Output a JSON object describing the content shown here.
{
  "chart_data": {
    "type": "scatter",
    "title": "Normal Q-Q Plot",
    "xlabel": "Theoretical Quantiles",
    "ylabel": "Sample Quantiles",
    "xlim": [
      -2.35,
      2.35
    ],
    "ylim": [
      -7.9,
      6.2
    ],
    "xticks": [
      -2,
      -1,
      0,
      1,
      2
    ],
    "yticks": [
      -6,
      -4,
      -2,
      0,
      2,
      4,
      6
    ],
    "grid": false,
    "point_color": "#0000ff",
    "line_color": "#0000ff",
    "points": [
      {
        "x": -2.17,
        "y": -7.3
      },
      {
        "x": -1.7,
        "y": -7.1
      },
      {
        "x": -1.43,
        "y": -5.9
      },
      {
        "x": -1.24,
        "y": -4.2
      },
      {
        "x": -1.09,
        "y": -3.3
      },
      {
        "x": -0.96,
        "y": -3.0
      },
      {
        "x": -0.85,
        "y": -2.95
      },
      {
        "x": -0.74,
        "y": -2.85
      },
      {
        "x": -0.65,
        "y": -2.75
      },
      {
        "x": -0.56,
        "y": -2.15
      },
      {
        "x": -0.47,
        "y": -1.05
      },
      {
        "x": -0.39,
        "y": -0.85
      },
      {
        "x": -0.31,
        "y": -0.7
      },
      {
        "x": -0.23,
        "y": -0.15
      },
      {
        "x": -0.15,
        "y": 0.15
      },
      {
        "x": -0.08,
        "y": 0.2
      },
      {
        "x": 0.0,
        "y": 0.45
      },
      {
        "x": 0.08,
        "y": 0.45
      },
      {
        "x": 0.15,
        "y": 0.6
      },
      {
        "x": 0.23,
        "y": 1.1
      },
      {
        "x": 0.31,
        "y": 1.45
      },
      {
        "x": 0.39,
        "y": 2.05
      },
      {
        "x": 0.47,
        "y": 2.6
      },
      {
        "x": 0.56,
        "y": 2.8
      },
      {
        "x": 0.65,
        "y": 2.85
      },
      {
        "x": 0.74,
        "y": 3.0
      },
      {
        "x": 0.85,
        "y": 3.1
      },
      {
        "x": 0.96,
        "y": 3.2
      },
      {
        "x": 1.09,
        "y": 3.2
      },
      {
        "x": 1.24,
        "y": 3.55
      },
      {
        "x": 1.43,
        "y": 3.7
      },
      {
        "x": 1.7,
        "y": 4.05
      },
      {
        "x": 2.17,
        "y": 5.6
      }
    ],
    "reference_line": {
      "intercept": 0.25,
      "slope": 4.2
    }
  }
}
○ ○ ○ ○ ○ ○ ○
- Exercise: Write the data out again in full and exactly.

- Answer:
Output a JSON object describing the content shown here.
{
  "chart_data": {
    "type": "scatter",
    "title": "Normal Q-Q Plot",
    "xlabel": "Theoretical Quantiles",
    "ylabel": "Sample Quantiles",
    "xlim": [
      -2.35,
      2.35
    ],
    "ylim": [
      -7.9,
      6.2
    ],
    "xticks": [
      -2,
      -1,
      0,
      1,
      2
    ],
    "yticks": [
      -6,
      -4,
      -2,
      0,
      2,
      4,
      6
    ],
    "grid": false,
    "point_color": "#0000ff",
    "line_color": "#0000ff",
    "points": [
      {
        "x": -2.17,
        "y": -7.3
      },
      {
        "x": -1.7,
        "y": -7.1
      },
      {
        "x": -1.43,
        "y": -5.9
      },
      {
        "x": -1.24,
        "y": -4.2
      },
      {
        "x": -1.09,
        "y": -3.3
      },
      {
        "x": -0.96,
        "y": -3.0
      },
      {
        "x": -0.85,
        "y": -2.95
      },
      {
        "x": -0.74,
        "y": -2.85
      },
      {
        "x": -0.65,
        "y": -2.75
      },
      {
        "x": -0.56,
        "y": -2.15
      },
      {
        "x": -0.47,
        "y": -1.05
      },
      {
        "x": -0.39,
        "y": -0.85
      },
      {
        "x": -0.31,
        "y": -0.7
      },
      {
        "x": -0.23,
        "y": -0.15
      },
      {
        "x": -0.15,
        "y": 0.15
      },
      {
        "x": -0.08,
        "y": 0.2
      },
      {
        "x": 0.0,
        "y": 0.45
      },
      {
        "x": 0.08,
        "y": 0.45
      },
      {
        "x": 0.15,
        "y": 0.6
      },
      {
        "x": 0.23,
        "y": 1.1
      },
      {
        "x": 0.31,
        "y": 1.45
      },
      {
        "x": 0.39,
        "y": 2.05
      },
      {
        "x": 0.47,
        "y": 2.6
      },
      {
        "x": 0.56,
        "y": 2.8
      },
      {
        "x": 0.65,
        "y": 2.85
      },
      {
        "x": 0.74,
        "y": 3.0
      },
      {
        "x": 0.85,
        "y": 3.1
      },
      {
        "x": 0.96,
        "y": 3.2
      },
      {
        "x": 1.09,
        "y": 3.2
      },
      {
        "x": 1.24,
        "y": 3.55
      },
      {
        "x": 1.43,
        "y": 3.7
      },
      {
        "x": 1.7,
        "y": 4.05
      },
      {
        "x": 2.17,
        "y": 5.6
      }
    ],
    "reference_line": {
      "intercept": 0.25,
      "slope": 4.2
    }
  }
}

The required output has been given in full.